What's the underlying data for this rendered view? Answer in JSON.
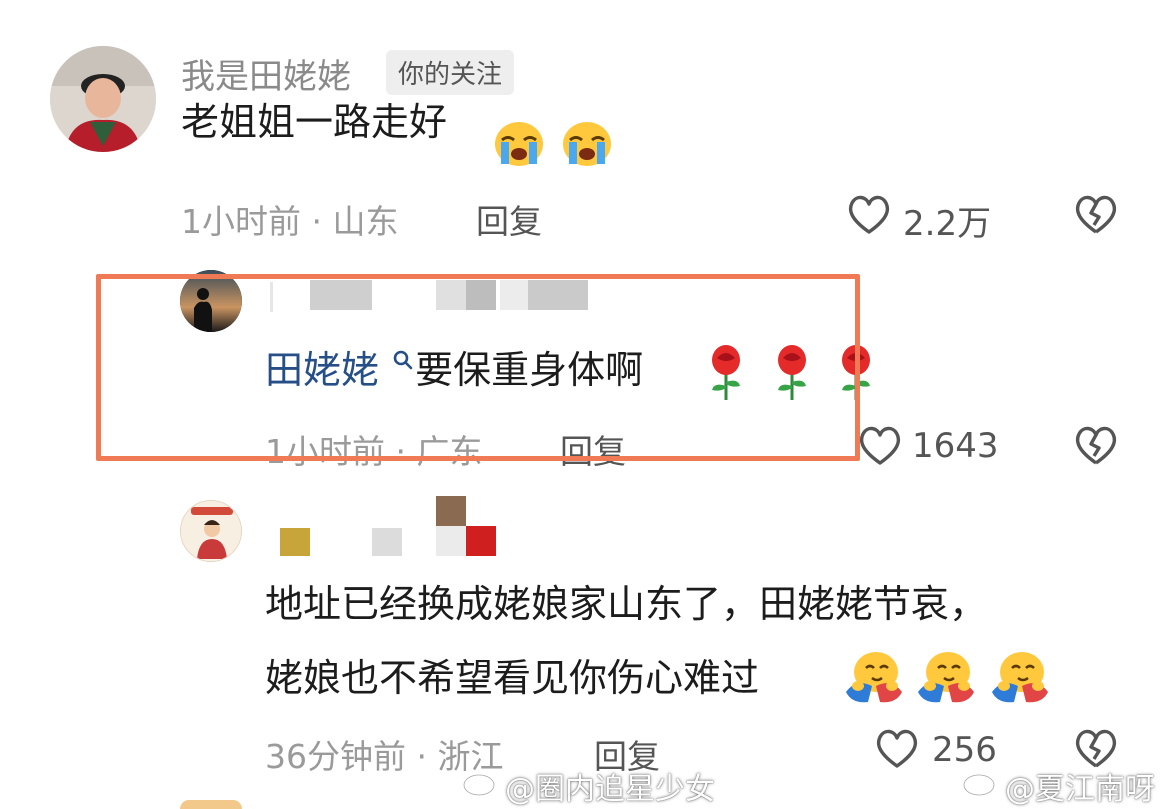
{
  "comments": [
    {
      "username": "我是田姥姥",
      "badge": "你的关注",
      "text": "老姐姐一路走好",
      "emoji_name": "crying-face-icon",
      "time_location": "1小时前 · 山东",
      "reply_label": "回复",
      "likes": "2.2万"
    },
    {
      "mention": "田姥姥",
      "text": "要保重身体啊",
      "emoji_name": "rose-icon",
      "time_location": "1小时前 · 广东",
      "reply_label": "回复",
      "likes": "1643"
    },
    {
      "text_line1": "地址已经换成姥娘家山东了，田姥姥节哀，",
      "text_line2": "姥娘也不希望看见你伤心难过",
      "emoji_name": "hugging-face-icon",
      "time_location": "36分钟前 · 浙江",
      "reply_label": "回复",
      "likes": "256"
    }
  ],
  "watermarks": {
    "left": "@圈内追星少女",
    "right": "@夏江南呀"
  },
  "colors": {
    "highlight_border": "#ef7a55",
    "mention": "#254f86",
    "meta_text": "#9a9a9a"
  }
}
═══
PROBLEM TO SOLVE
Write the entries above out in full, exactly, with no images.

RESPONSE FOR THIS EXERCISE
What's the underlying data for this rendered view? Answer in JSON.
{
  "comments": [
    {
      "username": "我是田姥姥",
      "badge": "你的关注",
      "text": "老姐姐一路走好",
      "emoji_name": "crying-face-icon",
      "time_location": "1小时前 · 山东",
      "reply_label": "回复",
      "likes": "2.2万"
    },
    {
      "mention": "田姥姥",
      "text": "要保重身体啊",
      "emoji_name": "rose-icon",
      "time_location": "1小时前 · 广东",
      "reply_label": "回复",
      "likes": "1643"
    },
    {
      "text_line1": "地址已经换成姥娘家山东了，田姥姥节哀，",
      "text_line2": "姥娘也不希望看见你伤心难过",
      "emoji_name": "hugging-face-icon",
      "time_location": "36分钟前 · 浙江",
      "reply_label": "回复",
      "likes": "256"
    }
  ],
  "watermarks": {
    "left": "@圈内追星少女",
    "right": "@夏江南呀"
  },
  "colors": {
    "highlight_border": "#ef7a55",
    "mention": "#254f86",
    "meta_text": "#9a9a9a"
  }
}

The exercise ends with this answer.